Dataset records
◆ ◆ ◆ ◆
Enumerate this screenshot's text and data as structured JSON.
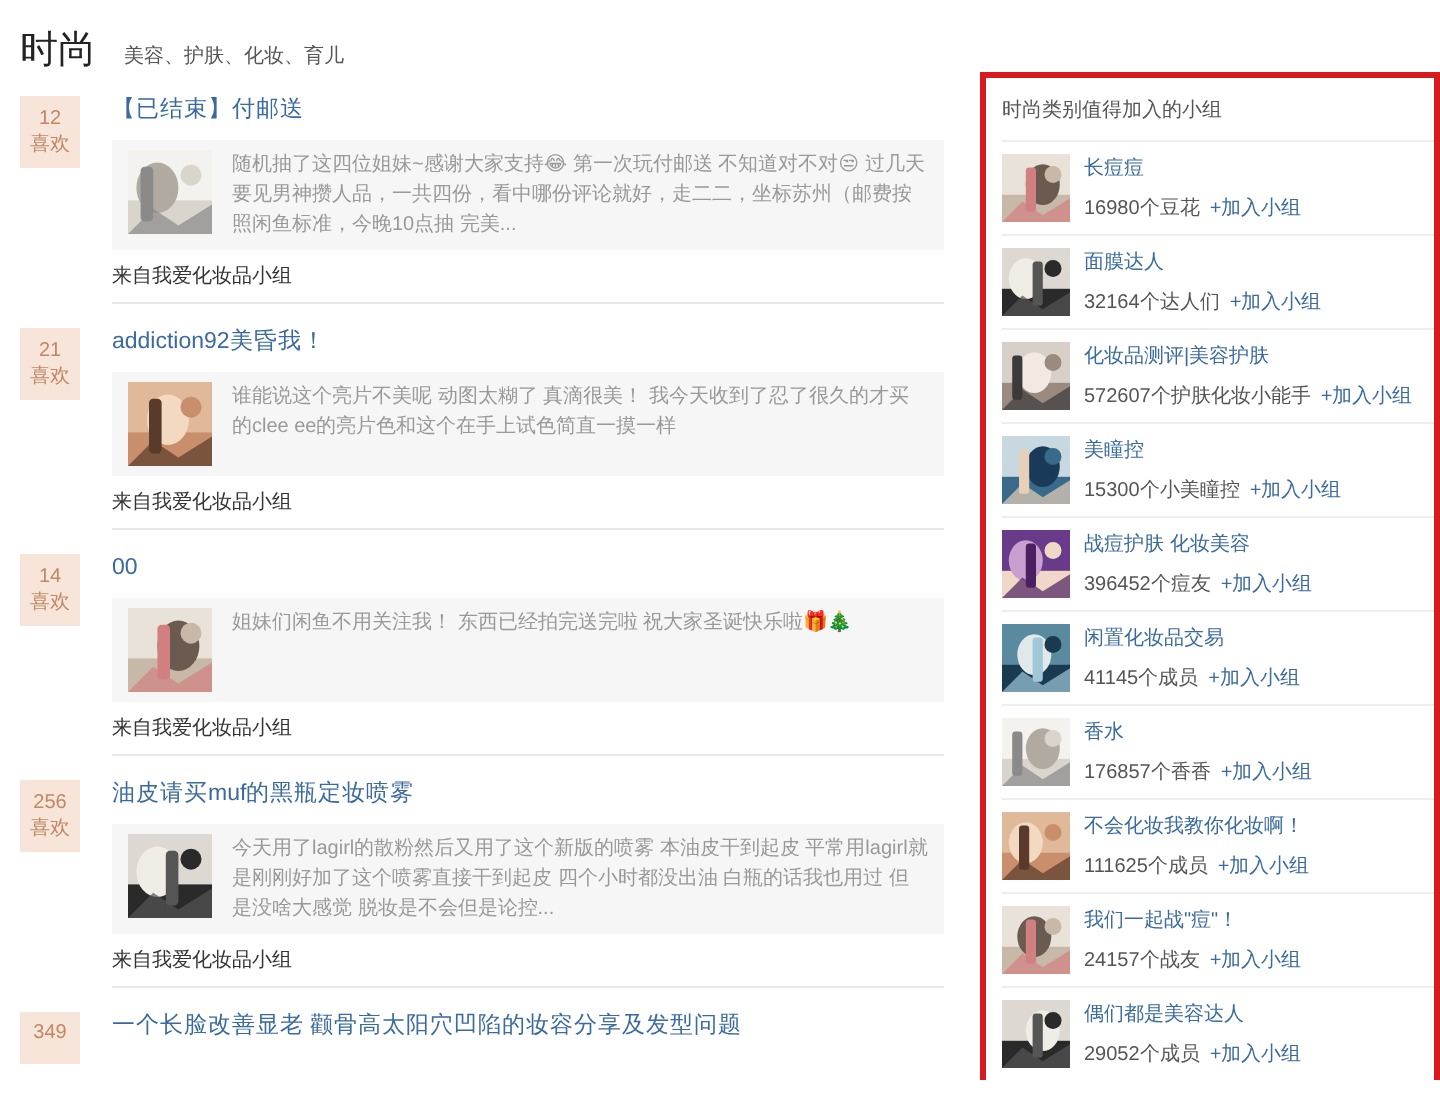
{
  "header": {
    "title": "时尚",
    "tags": "美容、护肤、化妆、育儿"
  },
  "posts": [
    {
      "likes": "12",
      "like_label": "喜欢",
      "title": "【已结束】付邮送",
      "excerpt": "随机抽了这四位姐妹~感谢大家支持😂 第一次玩付邮送 不知道对不对😒 过几天要见男神攒人品，一共四份，看中哪份评论就好，走二二，坐标苏州（邮费按照闲鱼标准，今晚10点抽 完美...",
      "source": "来自我爱化妆品小组"
    },
    {
      "likes": "21",
      "like_label": "喜欢",
      "title": "addiction92美昏我！",
      "excerpt": "谁能说这个亮片不美呢 动图太糊了 真滴很美！ 我今天收到了忍了很久的才买的clee ee的亮片色和这个在手上试色简直一摸一样",
      "source": "来自我爱化妆品小组"
    },
    {
      "likes": "14",
      "like_label": "喜欢",
      "title": "00",
      "excerpt": "姐妹们闲鱼不用关注我！ 东西已经拍完送完啦 祝大家圣诞快乐啦🎁🎄",
      "source": "来自我爱化妆品小组"
    },
    {
      "likes": "256",
      "like_label": "喜欢",
      "title": "油皮请买muf的黑瓶定妆喷雾",
      "excerpt": "今天用了lagirl的散粉然后又用了这个新版的喷雾 本油皮干到起皮 平常用lagirl就是刚刚好加了这个喷雾直接干到起皮 四个小时都没出油 白瓶的话我也用过 但是没啥大感觉 脱妆是不会但是论控...",
      "source": "来自我爱化妆品小组"
    },
    {
      "likes": "349",
      "title": "一个长脸改善显老 颧骨高太阳穴凹陷的妆容分享及发型问题"
    }
  ],
  "sidebar": {
    "title": "时尚类别值得加入的小组",
    "groups": [
      {
        "name": "长痘痘",
        "members": "16980个豆花",
        "join": "+加入小组"
      },
      {
        "name": "面膜达人",
        "members": "32164个达人们",
        "join": "+加入小组"
      },
      {
        "name": "化妆品测评|美容护肤",
        "members": "572607个护肤化妆小能手",
        "join": "+加入小组"
      },
      {
        "name": "美瞳控",
        "members": "15300个小美瞳控",
        "join": "+加入小组"
      },
      {
        "name": "战痘护肤 化妆美容",
        "members": "396452个痘友",
        "join": "+加入小组"
      },
      {
        "name": "闲置化妆品交易",
        "members": "41145个成员",
        "join": "+加入小组"
      },
      {
        "name": "香水",
        "members": "176857个香香",
        "join": "+加入小组"
      },
      {
        "name": "不会化妆我教你化妆啊！",
        "members": "111625个成员",
        "join": "+加入小组"
      },
      {
        "name": "我们一起战\"痘\"！",
        "members": "24157个战友",
        "join": "+加入小组"
      },
      {
        "name": "偶们都是美容达人",
        "members": "29052个成员",
        "join": "+加入小组"
      }
    ]
  }
}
◆ ◆ ◆ ◆
What you will do: Read through the entries and copy each line in which "name" appears.

Response to this task:
        "name": "长痘痘",
        "name": "面膜达人",
        "name": "化妆品测评|美容护肤",
        "name": "美瞳控",
        "name": "战痘护肤 化妆美容",
        "name": "闲置化妆品交易",
        "name": "香水",
        "name": "不会化妆我教你化妆啊！",
        "name": "我们一起战\"痘\"！",
        "name": "偶们都是美容达人",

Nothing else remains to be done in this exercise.